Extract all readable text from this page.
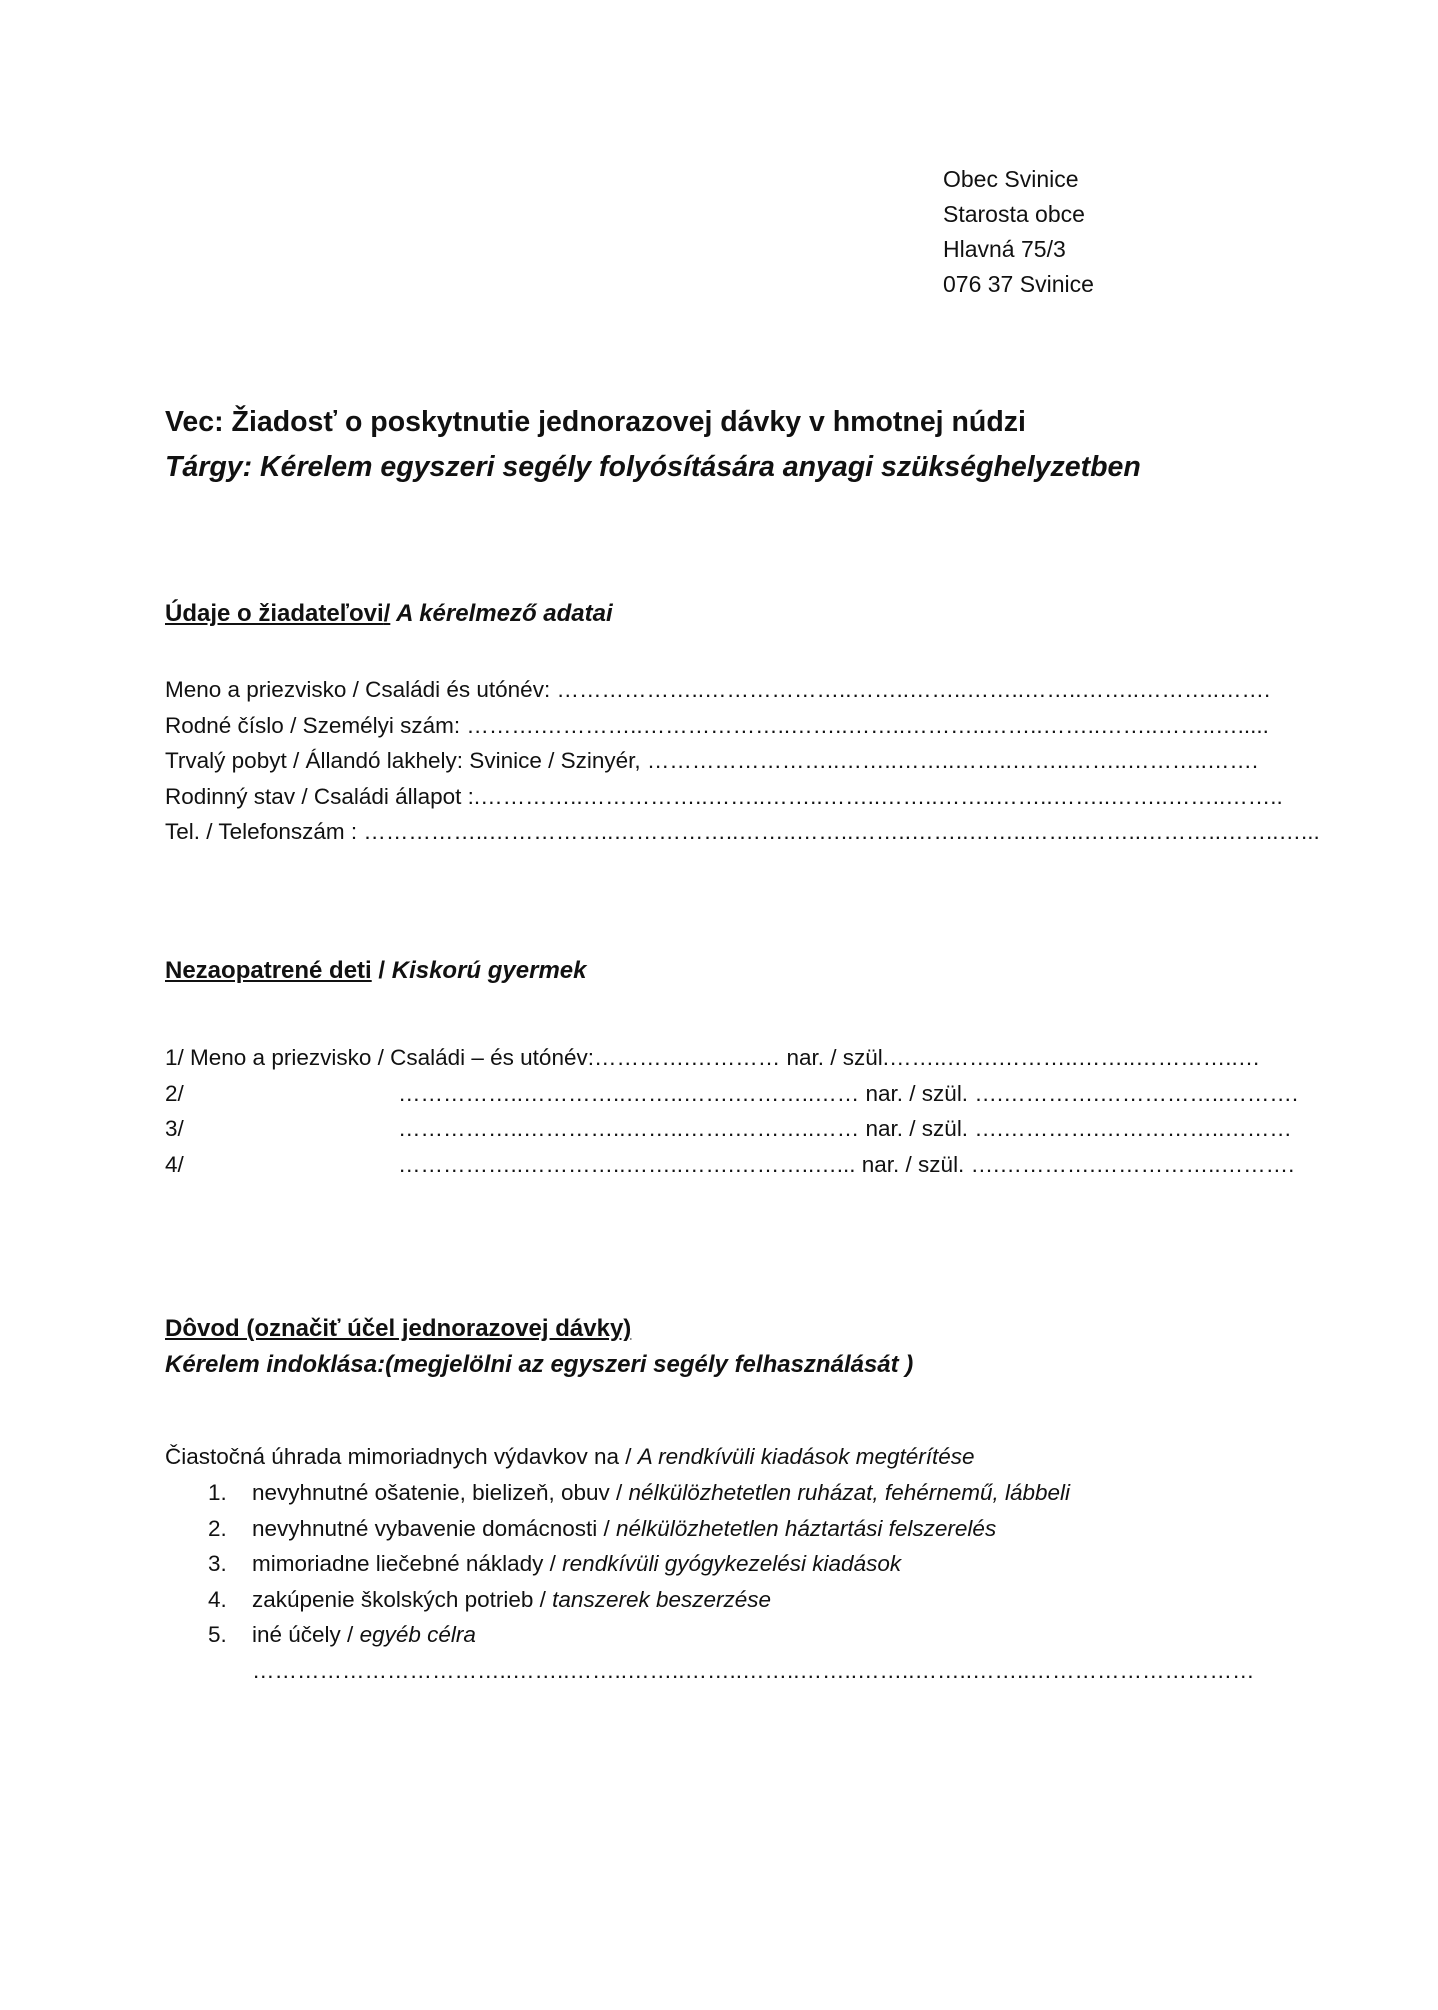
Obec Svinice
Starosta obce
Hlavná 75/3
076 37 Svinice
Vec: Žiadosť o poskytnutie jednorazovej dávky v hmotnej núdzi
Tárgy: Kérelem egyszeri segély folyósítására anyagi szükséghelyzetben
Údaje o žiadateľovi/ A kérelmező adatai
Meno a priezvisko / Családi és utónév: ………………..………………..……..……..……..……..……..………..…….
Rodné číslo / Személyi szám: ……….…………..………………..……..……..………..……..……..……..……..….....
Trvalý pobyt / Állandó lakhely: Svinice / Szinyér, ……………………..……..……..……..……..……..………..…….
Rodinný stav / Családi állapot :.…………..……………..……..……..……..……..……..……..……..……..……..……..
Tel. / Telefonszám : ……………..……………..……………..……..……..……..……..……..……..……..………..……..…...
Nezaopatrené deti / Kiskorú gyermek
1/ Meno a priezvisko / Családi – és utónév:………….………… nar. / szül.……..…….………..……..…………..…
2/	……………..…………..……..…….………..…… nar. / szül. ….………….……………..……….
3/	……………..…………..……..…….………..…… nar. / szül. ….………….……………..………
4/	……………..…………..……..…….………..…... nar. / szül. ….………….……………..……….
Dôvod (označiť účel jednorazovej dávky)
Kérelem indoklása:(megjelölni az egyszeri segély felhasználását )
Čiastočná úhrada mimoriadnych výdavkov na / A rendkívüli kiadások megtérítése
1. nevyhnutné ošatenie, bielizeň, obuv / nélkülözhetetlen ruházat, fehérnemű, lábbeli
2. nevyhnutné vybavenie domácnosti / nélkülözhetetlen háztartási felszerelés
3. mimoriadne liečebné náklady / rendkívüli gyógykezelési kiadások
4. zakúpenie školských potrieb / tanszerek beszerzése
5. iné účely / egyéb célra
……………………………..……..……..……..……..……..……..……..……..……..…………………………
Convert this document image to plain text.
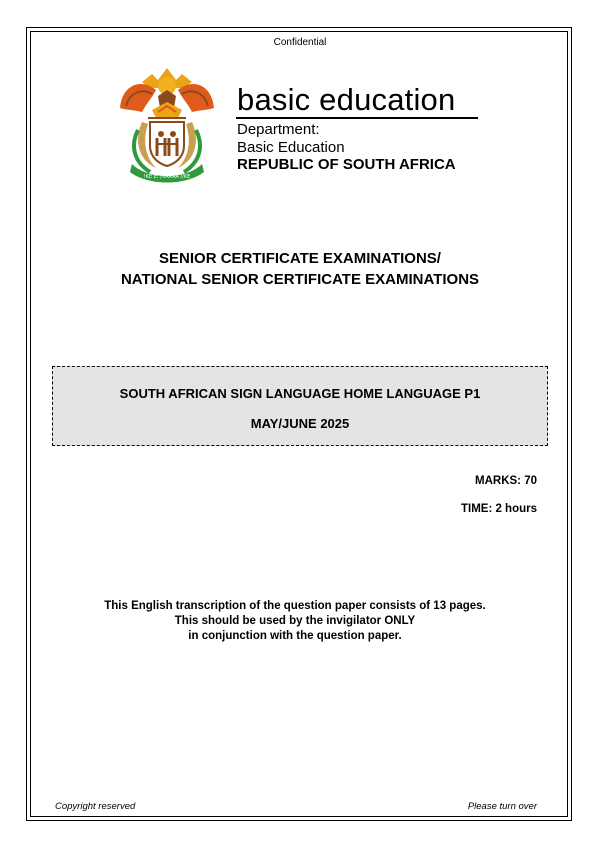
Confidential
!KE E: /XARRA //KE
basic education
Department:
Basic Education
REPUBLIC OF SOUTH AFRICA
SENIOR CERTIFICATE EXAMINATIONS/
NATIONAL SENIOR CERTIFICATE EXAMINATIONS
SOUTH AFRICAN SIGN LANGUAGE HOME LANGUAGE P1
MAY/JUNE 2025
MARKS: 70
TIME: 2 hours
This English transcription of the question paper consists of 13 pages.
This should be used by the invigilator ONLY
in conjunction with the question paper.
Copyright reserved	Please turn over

========

-- Aim --
Select and copy every line of the listing with the word "egyszeri".

-- Correct result --
Tárgy: Kérelem egyszeri segély folyósítására anyagi szükséghelyzetben
Kérelem indoklása:(megjelölni az egyszeri segély felhasználását )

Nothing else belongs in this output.